▶ [Your instructions] Edit the lines from the start of the data through the line containing "sender-label: MCBITCHYFACE [60, 216, 266, 246]", inclusive, so that "message-accent-bar" becomes "message-side-bar", and give those lines back with everything else unchanged.

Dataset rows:
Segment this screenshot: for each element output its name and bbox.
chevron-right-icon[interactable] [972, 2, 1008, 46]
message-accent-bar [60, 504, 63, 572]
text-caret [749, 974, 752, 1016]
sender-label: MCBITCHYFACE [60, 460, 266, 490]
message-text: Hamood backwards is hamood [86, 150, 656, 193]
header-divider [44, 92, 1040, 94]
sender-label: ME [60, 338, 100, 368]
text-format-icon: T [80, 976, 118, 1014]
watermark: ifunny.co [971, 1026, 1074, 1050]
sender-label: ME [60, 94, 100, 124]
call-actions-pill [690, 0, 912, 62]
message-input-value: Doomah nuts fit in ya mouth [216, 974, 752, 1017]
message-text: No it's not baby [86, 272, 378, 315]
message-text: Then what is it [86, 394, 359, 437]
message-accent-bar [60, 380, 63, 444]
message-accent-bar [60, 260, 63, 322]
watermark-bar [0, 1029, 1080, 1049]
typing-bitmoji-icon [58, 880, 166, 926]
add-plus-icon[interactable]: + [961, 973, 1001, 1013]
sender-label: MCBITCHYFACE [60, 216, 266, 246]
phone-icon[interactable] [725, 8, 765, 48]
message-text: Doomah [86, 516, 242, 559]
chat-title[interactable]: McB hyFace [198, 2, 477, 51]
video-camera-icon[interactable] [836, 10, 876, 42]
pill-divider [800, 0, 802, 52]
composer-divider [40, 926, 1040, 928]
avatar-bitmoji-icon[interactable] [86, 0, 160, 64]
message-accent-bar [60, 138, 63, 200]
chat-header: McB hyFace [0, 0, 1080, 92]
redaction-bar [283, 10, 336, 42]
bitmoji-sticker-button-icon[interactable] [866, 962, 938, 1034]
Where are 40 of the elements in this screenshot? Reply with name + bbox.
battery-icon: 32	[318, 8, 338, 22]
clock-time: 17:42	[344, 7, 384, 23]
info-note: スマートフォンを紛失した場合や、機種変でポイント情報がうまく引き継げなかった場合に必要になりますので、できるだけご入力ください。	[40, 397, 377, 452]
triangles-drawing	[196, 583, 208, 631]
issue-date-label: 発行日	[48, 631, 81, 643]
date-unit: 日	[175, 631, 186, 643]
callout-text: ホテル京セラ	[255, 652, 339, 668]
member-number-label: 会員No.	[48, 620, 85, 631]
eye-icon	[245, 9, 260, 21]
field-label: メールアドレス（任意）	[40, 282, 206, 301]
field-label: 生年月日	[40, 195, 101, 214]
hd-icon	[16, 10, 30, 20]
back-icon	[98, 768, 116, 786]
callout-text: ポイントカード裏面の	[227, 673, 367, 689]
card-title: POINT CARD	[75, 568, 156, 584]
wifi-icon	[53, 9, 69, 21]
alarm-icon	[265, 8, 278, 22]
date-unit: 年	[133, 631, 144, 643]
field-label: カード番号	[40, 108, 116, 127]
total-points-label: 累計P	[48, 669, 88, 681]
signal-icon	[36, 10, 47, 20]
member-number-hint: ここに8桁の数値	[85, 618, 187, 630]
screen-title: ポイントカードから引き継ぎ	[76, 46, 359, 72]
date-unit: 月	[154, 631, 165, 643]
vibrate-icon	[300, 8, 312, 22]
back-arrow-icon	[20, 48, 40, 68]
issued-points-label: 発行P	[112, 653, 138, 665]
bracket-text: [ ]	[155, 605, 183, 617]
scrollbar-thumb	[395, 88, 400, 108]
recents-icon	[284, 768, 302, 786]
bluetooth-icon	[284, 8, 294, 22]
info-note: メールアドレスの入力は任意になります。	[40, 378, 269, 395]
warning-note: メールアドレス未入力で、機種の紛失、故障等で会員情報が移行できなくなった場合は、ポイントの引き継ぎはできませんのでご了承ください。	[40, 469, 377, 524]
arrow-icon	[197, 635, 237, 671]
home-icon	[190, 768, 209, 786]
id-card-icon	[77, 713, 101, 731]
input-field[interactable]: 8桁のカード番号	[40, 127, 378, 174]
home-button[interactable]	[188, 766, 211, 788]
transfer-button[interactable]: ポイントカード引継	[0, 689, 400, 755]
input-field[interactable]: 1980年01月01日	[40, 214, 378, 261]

▶ [Written reply]
Segment this screenshot: for each element output its name and bbox.
chevron-right-icon[interactable] [972, 2, 1008, 46]
message-side-bar [60, 504, 63, 572]
text-caret [749, 974, 752, 1016]
sender-label: MCBITCHYFACE [60, 460, 266, 490]
message-text: Hamood backwards is hamood [86, 150, 656, 193]
header-divider [44, 92, 1040, 94]
sender-label: ME [60, 338, 100, 368]
text-format-icon: T [80, 976, 118, 1014]
watermark: ifunny.co [971, 1026, 1074, 1050]
sender-label: ME [60, 94, 100, 124]
call-actions-pill [690, 0, 912, 62]
message-input-value: Doomah nuts fit in ya mouth [216, 974, 752, 1017]
message-text: No it's not baby [86, 272, 378, 315]
message-text: Then what is it [86, 394, 359, 437]
message-side-bar [60, 380, 63, 444]
message-side-bar [60, 260, 63, 322]
watermark-bar [0, 1029, 1080, 1049]
typing-bitmoji-icon [58, 880, 166, 926]
add-plus-icon[interactable]: + [961, 973, 1001, 1013]
sender-label: MCBITCHYFACE [60, 216, 266, 246]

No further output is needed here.